- YOUR OBJECTIVE: Would you restate all the data that follows, word for word?
━━━━━━
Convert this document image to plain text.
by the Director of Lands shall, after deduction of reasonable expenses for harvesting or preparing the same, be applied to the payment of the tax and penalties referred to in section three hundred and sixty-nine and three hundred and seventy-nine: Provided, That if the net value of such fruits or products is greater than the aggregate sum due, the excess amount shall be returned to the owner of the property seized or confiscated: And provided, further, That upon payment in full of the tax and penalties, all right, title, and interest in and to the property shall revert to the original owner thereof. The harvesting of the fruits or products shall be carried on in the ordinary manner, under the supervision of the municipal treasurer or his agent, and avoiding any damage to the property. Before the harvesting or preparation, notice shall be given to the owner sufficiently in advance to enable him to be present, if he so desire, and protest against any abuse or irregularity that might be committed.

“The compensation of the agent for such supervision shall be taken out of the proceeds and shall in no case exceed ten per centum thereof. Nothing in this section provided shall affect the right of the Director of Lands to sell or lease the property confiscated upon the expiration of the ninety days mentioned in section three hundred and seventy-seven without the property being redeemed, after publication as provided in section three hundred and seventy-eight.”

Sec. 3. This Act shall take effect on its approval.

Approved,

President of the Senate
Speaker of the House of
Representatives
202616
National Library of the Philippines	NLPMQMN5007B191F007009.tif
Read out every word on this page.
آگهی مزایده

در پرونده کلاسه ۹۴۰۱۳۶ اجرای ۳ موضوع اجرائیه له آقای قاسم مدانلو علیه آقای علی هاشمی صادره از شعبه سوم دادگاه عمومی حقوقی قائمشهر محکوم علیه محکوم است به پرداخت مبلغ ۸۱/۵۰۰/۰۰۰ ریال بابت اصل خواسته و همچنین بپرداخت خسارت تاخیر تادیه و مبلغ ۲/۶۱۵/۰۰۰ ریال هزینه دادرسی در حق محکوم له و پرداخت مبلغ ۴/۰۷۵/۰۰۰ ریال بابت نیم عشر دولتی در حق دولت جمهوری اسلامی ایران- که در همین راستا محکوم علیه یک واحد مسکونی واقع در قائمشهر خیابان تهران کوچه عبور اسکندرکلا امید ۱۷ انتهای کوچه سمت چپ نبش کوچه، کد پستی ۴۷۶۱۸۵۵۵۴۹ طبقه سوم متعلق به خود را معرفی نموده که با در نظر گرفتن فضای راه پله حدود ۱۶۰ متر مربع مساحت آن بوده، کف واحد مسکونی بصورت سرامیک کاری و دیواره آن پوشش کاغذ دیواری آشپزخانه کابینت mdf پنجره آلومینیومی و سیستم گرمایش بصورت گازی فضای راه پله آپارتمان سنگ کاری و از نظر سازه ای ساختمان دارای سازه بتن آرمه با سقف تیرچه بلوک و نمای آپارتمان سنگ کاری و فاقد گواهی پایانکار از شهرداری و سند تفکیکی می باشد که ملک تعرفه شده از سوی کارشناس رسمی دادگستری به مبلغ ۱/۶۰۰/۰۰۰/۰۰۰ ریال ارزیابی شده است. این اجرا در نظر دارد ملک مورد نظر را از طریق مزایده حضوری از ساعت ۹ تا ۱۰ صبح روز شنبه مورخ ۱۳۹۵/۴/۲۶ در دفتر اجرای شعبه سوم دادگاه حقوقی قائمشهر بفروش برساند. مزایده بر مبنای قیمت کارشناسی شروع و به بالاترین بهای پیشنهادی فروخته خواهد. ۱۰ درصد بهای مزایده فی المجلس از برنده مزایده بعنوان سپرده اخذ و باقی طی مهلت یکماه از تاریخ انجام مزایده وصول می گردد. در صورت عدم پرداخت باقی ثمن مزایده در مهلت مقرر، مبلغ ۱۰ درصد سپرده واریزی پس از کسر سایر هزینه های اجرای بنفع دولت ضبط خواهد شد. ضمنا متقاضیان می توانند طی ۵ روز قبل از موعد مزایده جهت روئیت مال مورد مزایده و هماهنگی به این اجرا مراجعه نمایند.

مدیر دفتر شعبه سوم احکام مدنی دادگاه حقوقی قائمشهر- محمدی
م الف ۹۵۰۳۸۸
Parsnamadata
━━━━━━
- SOLUTION:
Convert this document image to plain text.
by the Director of Lands shall, after deduction of reasonable expenses for harvesting or preparing the same, be applied to the payment of the tax and penalties referred to in section three hundred and sixty-nine and three hundred and seventy-nine: Provided, That if the net value of such fruits or products is greater than the aggregate sum due, the excess amount shall be returned to the owner of the property seized or confiscated: And provided, further, That upon payment in full of the tax and penalties, all right, title, and interest in and to the property shall revert to the original owner thereof. The harvesting of the fruits or products shall be carried on in the ordinary manner, under the supervision of the municipal treasurer or his agent, and avoiding any damage to the property. Before the harvesting or preparation, notice shall be given to the owner sufficiently in advance to enable him to be present, if he so desire, and protest against any abuse or irregularity that might be committed.

“The compensation of the agent for such supervision shall be taken out of the proceeds and shall in no case exceed ten per centum thereof. Nothing in this section provided shall affect the right of the Director of Lands to sell or lease the property confiscated upon the expiration of the ninety days mentioned in section three hundred and seventy-seven without the property being redeemed, after publication as provided in section three hundred and seventy-eight.”

Sec. 3. This Act shall take effect on its approval.

Approved,

President of the Senate
Speaker of the House of
Representatives
202616
National Library of the Philippines	NLPMQMN5007B191F007009.tif
Read out every word on this page.
آگهی مزایده

در پرونده کلاسه ۹۴۰۱۳۶ اجرای ۳ موضوع اجرائیه له آقای قاسم مدانلو علیه آقای علی هاشمی صادره از شعبه سوم دادگاه عمومی حقوقی قائمشهر محکوم علیه محکوم است به پرداخت مبلغ ۸۱/۵۰۰/۰۰۰ ریال بابت اصل خواسته و همچنین بپرداخت خسارت تاخیر تادیه و مبلغ ۲/۶۱۵/۰۰۰ ریال هزینه دادرسی در حق محکوم له و پرداخت مبلغ ۴/۰۷۵/۰۰۰ ریال بابت نیم عشر دولتی در حق دولت جمهوری اسلامی ایران- که در همین راستا محکوم علیه یک واحد مسکونی واقع در قائمشهر خیابان تهران کوچه عبور اسکندرکلا امید ۱۷ انتهای کوچه سمت چپ نبش کوچه، کد پستی ۴۷۶۱۸۵۵۵۴۹ طبقه سوم متعلق به خود را معرفی نموده که با در نظر گرفتن فضای راه پله حدود ۱۶۰ متر مربع مساحت آن بوده، کف واحد مسکونی بصورت سرامیک کاری و دیواره آن پوشش کاغذ دیواری آشپزخانه کابینت mdf پنجره آلومینیومی و سیستم گرمایش بصورت گازی فضای راه پله آپارتمان سنگ کاری و از نظر سازه ای ساختمان دارای سازه بتن آرمه با سقف تیرچه بلوک و نمای آپارتمان سنگ کاری و فاقد گواهی پایانکار از شهرداری و سند تفکیکی می باشد که ملک تعرفه شده از سوی کارشناس رسمی دادگستری به مبلغ ۱/۶۰۰/۰۰۰/۰۰۰ ریال ارزیابی شده است. این اجرا در نظر دارد ملک مورد نظر را از طریق مزایده حضوری از ساعت ۹ تا ۱۰ صبح روز شنبه مورخ ۱۳۹۵/۴/۲۶ در دفتر اجرای شعبه سوم دادگاه حقوقی قائمشهر بفروش برساند. مزایده بر مبنای قیمت کارشناسی شروع و به بالاترین بهای پیشنهادی فروخته خواهد. ۱۰ درصد بهای مزایده فی المجلس از برنده مزایده بعنوان سپرده اخذ و باقی طی مهلت یکماه از تاریخ انجام مزایده وصول می گردد. در صورت عدم پرداخت باقی ثمن مزایده در مهلت مقرر، مبلغ ۱۰ درصد سپرده واریزی پس از کسر سایر هزینه های اجرای بنفع دولت ضبط خواهد شد. ضمنا متقاضیان می توانند طی ۵ روز قبل از موعد مزایده جهت روئیت مال مورد مزایده و هماهنگی به این اجرا مراجعه نمایند.

مدیر دفتر شعبه سوم احکام مدنی دادگاه حقوقی قائمشهر- محمدی
م الف ۹۵۰۳۸۸
Parsnamadata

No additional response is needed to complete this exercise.